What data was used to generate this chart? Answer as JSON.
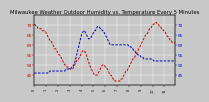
{
  "title": "Milwaukee Weather Outdoor Humidity vs. Temperature Every 5 Minutes",
  "line1_color": "#cc0000",
  "line2_color": "#0000cc",
  "background_color": "#c8c8c8",
  "plot_bg_color": "#c8c8c8",
  "grid_color": "#ffffff",
  "tick_fontsize": 3.0,
  "title_fontsize": 3.8,
  "linewidth": 0.7,
  "temp_values": [
    70,
    70,
    69,
    69,
    68,
    68,
    68,
    68,
    67,
    67,
    67,
    67,
    66,
    65,
    64,
    63,
    62,
    62,
    61,
    60,
    59,
    58,
    58,
    57,
    56,
    55,
    55,
    54,
    53,
    52,
    51,
    50,
    50,
    49,
    49,
    49,
    48,
    48,
    48,
    48,
    49,
    50,
    51,
    52,
    53,
    53,
    54,
    55,
    56,
    57,
    57,
    57,
    56,
    55,
    53,
    52,
    50,
    49,
    48,
    47,
    46,
    45,
    45,
    45,
    45,
    46,
    47,
    48,
    49,
    50,
    50,
    50,
    49,
    49,
    48,
    47,
    46,
    45,
    45,
    44,
    43,
    43,
    42,
    42,
    42,
    42,
    42,
    42,
    43,
    43,
    44,
    45,
    46,
    47,
    47,
    48,
    49,
    50,
    51,
    52,
    53,
    53,
    54,
    55,
    56,
    57,
    58,
    59,
    60,
    61,
    62,
    63,
    64,
    65,
    65,
    66,
    67,
    68,
    68,
    69,
    70,
    70,
    71,
    71,
    71,
    70,
    70,
    69,
    69,
    68,
    68,
    67,
    67,
    66,
    65,
    64,
    64,
    63,
    62,
    62,
    61,
    61,
    61,
    61
  ],
  "humidity_values": [
    46,
    46,
    46,
    46,
    46,
    46,
    46,
    46,
    46,
    46,
    46,
    46,
    46,
    46,
    46,
    46,
    47,
    47,
    47,
    47,
    47,
    47,
    47,
    47,
    47,
    47,
    47,
    47,
    47,
    47,
    47,
    47,
    48,
    48,
    48,
    48,
    48,
    48,
    49,
    49,
    50,
    51,
    53,
    55,
    57,
    59,
    61,
    63,
    65,
    66,
    67,
    67,
    66,
    65,
    64,
    63,
    63,
    63,
    64,
    65,
    66,
    67,
    67,
    68,
    69,
    69,
    69,
    68,
    68,
    67,
    67,
    66,
    65,
    64,
    63,
    62,
    61,
    60,
    60,
    60,
    60,
    60,
    60,
    60,
    60,
    60,
    60,
    60,
    60,
    60,
    60,
    60,
    60,
    60,
    60,
    60,
    59,
    59,
    59,
    58,
    58,
    57,
    57,
    56,
    56,
    55,
    55,
    55,
    54,
    54,
    54,
    53,
    53,
    53,
    53,
    53,
    53,
    53,
    53,
    53,
    53,
    52,
    52,
    52,
    52,
    52,
    52,
    52,
    52,
    52,
    52,
    52,
    52,
    52,
    52,
    52,
    52,
    52,
    52,
    52,
    52,
    52,
    52,
    52
  ],
  "ylim_left": [
    40,
    75
  ],
  "ylim_right": [
    40,
    75
  ],
  "yticks_left": [
    45,
    50,
    55,
    60,
    65,
    70
  ],
  "yticks_right": [
    45,
    50,
    55,
    60,
    65,
    70
  ],
  "n_points": 144,
  "xtick_every": 12
}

* _Given exercise_:
Reproduce the material above in full and without alteration, but skip all pictures.

* _Written reply_:
What data was used to generate this chart? Answer as JSON.
{
  "title": "Milwaukee Weather Outdoor Humidity vs. Temperature Every 5 Minutes",
  "line1_color": "#cc0000",
  "line2_color": "#0000cc",
  "background_color": "#c8c8c8",
  "plot_bg_color": "#c8c8c8",
  "grid_color": "#ffffff",
  "tick_fontsize": 3.0,
  "title_fontsize": 3.8,
  "linewidth": 0.7,
  "temp_values": [
    70,
    70,
    69,
    69,
    68,
    68,
    68,
    68,
    67,
    67,
    67,
    67,
    66,
    65,
    64,
    63,
    62,
    62,
    61,
    60,
    59,
    58,
    58,
    57,
    56,
    55,
    55,
    54,
    53,
    52,
    51,
    50,
    50,
    49,
    49,
    49,
    48,
    48,
    48,
    48,
    49,
    50,
    51,
    52,
    53,
    53,
    54,
    55,
    56,
    57,
    57,
    57,
    56,
    55,
    53,
    52,
    50,
    49,
    48,
    47,
    46,
    45,
    45,
    45,
    45,
    46,
    47,
    48,
    49,
    50,
    50,
    50,
    49,
    49,
    48,
    47,
    46,
    45,
    45,
    44,
    43,
    43,
    42,
    42,
    42,
    42,
    42,
    42,
    43,
    43,
    44,
    45,
    46,
    47,
    47,
    48,
    49,
    50,
    51,
    52,
    53,
    53,
    54,
    55,
    56,
    57,
    58,
    59,
    60,
    61,
    62,
    63,
    64,
    65,
    65,
    66,
    67,
    68,
    68,
    69,
    70,
    70,
    71,
    71,
    71,
    70,
    70,
    69,
    69,
    68,
    68,
    67,
    67,
    66,
    65,
    64,
    64,
    63,
    62,
    62,
    61,
    61,
    61,
    61
  ],
  "humidity_values": [
    46,
    46,
    46,
    46,
    46,
    46,
    46,
    46,
    46,
    46,
    46,
    46,
    46,
    46,
    46,
    46,
    47,
    47,
    47,
    47,
    47,
    47,
    47,
    47,
    47,
    47,
    47,
    47,
    47,
    47,
    47,
    47,
    48,
    48,
    48,
    48,
    48,
    48,
    49,
    49,
    50,
    51,
    53,
    55,
    57,
    59,
    61,
    63,
    65,
    66,
    67,
    67,
    66,
    65,
    64,
    63,
    63,
    63,
    64,
    65,
    66,
    67,
    67,
    68,
    69,
    69,
    69,
    68,
    68,
    67,
    67,
    66,
    65,
    64,
    63,
    62,
    61,
    60,
    60,
    60,
    60,
    60,
    60,
    60,
    60,
    60,
    60,
    60,
    60,
    60,
    60,
    60,
    60,
    60,
    60,
    60,
    59,
    59,
    59,
    58,
    58,
    57,
    57,
    56,
    56,
    55,
    55,
    55,
    54,
    54,
    54,
    53,
    53,
    53,
    53,
    53,
    53,
    53,
    53,
    53,
    53,
    52,
    52,
    52,
    52,
    52,
    52,
    52,
    52,
    52,
    52,
    52,
    52,
    52,
    52,
    52,
    52,
    52,
    52,
    52,
    52,
    52,
    52,
    52
  ],
  "ylim_left": [
    40,
    75
  ],
  "ylim_right": [
    40,
    75
  ],
  "yticks_left": [
    45,
    50,
    55,
    60,
    65,
    70
  ],
  "yticks_right": [
    45,
    50,
    55,
    60,
    65,
    70
  ],
  "n_points": 144,
  "xtick_every": 12
}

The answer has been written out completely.